Exercise description: From the entries below, copy out every line with "GOES" in it.

= = = = = = =

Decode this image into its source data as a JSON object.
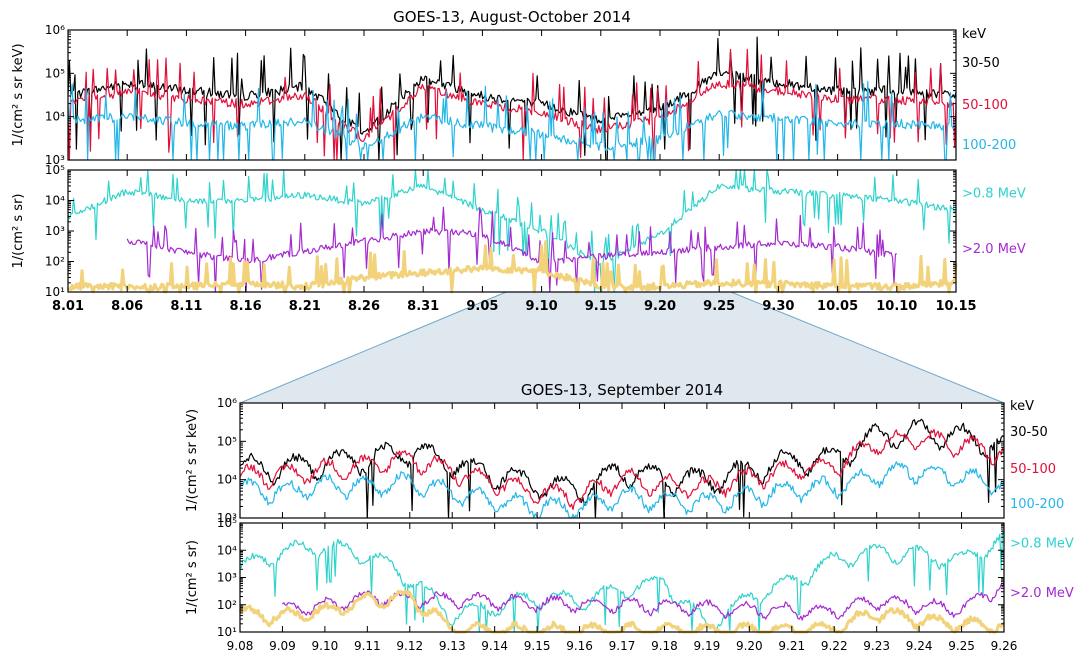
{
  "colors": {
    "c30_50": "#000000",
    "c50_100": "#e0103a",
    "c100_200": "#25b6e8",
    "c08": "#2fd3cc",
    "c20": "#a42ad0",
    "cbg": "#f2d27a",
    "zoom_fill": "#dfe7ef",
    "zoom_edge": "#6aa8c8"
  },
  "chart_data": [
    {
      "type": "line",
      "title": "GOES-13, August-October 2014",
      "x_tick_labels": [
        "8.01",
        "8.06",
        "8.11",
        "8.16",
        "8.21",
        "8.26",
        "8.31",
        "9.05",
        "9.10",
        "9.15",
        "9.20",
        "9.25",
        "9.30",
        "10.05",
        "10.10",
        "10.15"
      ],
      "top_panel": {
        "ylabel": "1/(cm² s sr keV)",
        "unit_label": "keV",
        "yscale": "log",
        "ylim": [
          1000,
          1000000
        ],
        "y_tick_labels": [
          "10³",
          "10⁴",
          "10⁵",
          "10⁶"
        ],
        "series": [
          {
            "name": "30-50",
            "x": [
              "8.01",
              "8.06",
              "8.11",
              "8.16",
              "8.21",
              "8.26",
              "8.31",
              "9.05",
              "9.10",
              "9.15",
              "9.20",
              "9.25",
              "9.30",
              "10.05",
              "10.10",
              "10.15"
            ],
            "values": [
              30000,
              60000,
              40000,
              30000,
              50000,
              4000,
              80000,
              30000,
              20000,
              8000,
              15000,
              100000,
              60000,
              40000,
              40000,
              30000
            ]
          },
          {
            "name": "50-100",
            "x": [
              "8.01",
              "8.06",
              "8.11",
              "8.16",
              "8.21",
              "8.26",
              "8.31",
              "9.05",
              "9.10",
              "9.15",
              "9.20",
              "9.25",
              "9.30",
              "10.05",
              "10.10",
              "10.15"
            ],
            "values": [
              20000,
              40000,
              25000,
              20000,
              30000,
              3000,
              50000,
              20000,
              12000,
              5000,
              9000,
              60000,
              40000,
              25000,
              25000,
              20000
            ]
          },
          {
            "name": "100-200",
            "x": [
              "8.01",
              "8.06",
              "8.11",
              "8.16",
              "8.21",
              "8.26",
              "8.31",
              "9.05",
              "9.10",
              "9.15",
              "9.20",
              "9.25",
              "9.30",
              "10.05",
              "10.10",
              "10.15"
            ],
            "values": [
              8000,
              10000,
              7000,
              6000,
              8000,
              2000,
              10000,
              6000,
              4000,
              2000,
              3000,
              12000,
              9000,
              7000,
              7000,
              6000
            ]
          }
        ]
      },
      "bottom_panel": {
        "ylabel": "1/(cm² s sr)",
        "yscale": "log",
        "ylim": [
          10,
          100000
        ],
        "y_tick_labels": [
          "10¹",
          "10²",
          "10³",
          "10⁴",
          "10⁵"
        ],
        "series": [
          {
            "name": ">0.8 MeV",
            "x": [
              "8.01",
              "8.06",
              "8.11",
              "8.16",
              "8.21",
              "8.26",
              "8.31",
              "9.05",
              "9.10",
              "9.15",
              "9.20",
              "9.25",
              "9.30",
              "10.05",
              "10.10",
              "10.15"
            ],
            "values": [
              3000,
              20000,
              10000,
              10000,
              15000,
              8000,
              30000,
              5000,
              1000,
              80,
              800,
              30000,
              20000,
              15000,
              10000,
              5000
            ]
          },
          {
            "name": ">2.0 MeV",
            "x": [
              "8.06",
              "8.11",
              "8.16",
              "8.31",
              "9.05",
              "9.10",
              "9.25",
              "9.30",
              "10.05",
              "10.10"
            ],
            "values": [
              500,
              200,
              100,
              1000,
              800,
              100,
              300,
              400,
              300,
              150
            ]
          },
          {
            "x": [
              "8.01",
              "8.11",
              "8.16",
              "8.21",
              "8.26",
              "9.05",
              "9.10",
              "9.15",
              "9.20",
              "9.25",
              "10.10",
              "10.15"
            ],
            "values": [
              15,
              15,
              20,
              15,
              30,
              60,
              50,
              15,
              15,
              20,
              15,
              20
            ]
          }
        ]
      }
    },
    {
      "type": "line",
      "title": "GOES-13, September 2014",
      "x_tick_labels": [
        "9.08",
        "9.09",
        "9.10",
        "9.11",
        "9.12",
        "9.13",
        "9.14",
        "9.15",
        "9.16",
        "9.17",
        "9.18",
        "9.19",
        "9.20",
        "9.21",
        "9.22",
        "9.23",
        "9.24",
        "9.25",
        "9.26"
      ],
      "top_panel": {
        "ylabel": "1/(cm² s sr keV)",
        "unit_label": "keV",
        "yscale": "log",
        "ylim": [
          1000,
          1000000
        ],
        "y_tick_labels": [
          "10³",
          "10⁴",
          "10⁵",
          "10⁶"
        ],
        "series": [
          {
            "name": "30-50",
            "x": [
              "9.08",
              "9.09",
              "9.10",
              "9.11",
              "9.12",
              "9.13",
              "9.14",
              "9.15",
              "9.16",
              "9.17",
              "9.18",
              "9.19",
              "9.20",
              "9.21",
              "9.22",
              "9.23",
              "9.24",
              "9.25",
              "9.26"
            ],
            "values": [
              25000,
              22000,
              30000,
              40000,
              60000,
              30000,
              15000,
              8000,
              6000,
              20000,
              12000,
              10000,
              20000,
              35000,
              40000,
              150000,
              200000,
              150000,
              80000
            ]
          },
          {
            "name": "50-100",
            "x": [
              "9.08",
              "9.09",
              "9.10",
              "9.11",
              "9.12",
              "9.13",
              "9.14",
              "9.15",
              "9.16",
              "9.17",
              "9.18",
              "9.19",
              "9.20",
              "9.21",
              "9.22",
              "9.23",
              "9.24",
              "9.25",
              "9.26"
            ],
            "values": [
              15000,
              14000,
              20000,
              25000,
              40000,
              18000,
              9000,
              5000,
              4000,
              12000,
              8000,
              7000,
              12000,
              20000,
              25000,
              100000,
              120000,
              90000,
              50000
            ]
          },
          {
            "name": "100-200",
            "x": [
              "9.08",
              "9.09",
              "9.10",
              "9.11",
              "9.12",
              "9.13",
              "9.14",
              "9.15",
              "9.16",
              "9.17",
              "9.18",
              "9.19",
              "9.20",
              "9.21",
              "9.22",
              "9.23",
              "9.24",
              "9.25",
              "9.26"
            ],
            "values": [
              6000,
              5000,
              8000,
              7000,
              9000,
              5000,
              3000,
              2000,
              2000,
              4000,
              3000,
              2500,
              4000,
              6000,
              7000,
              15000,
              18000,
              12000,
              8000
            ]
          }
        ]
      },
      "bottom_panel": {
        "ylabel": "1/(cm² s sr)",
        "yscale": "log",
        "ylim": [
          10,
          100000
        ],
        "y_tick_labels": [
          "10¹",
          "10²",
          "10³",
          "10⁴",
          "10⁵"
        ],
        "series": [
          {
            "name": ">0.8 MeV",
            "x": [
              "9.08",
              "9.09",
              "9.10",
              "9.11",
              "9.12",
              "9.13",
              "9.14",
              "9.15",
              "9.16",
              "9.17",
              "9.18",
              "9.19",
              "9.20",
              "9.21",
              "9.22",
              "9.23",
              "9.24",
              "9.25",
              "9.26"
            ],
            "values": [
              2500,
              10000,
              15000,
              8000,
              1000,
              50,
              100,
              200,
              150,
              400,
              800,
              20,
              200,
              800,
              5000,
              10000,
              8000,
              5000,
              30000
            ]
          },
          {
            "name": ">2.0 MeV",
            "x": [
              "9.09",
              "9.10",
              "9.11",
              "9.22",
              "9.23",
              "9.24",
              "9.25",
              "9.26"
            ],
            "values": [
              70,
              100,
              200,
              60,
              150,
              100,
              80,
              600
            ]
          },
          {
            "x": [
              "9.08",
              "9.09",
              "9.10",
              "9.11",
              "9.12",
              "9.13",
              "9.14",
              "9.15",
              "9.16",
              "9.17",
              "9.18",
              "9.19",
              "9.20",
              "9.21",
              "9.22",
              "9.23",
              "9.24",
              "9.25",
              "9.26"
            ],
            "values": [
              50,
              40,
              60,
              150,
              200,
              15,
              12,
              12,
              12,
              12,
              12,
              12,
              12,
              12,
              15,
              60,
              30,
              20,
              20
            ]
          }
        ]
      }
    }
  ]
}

= = = = = = =

Result of the exercise:
      "title": "GOES-13, August-October 2014",
      "title": "GOES-13, September 2014",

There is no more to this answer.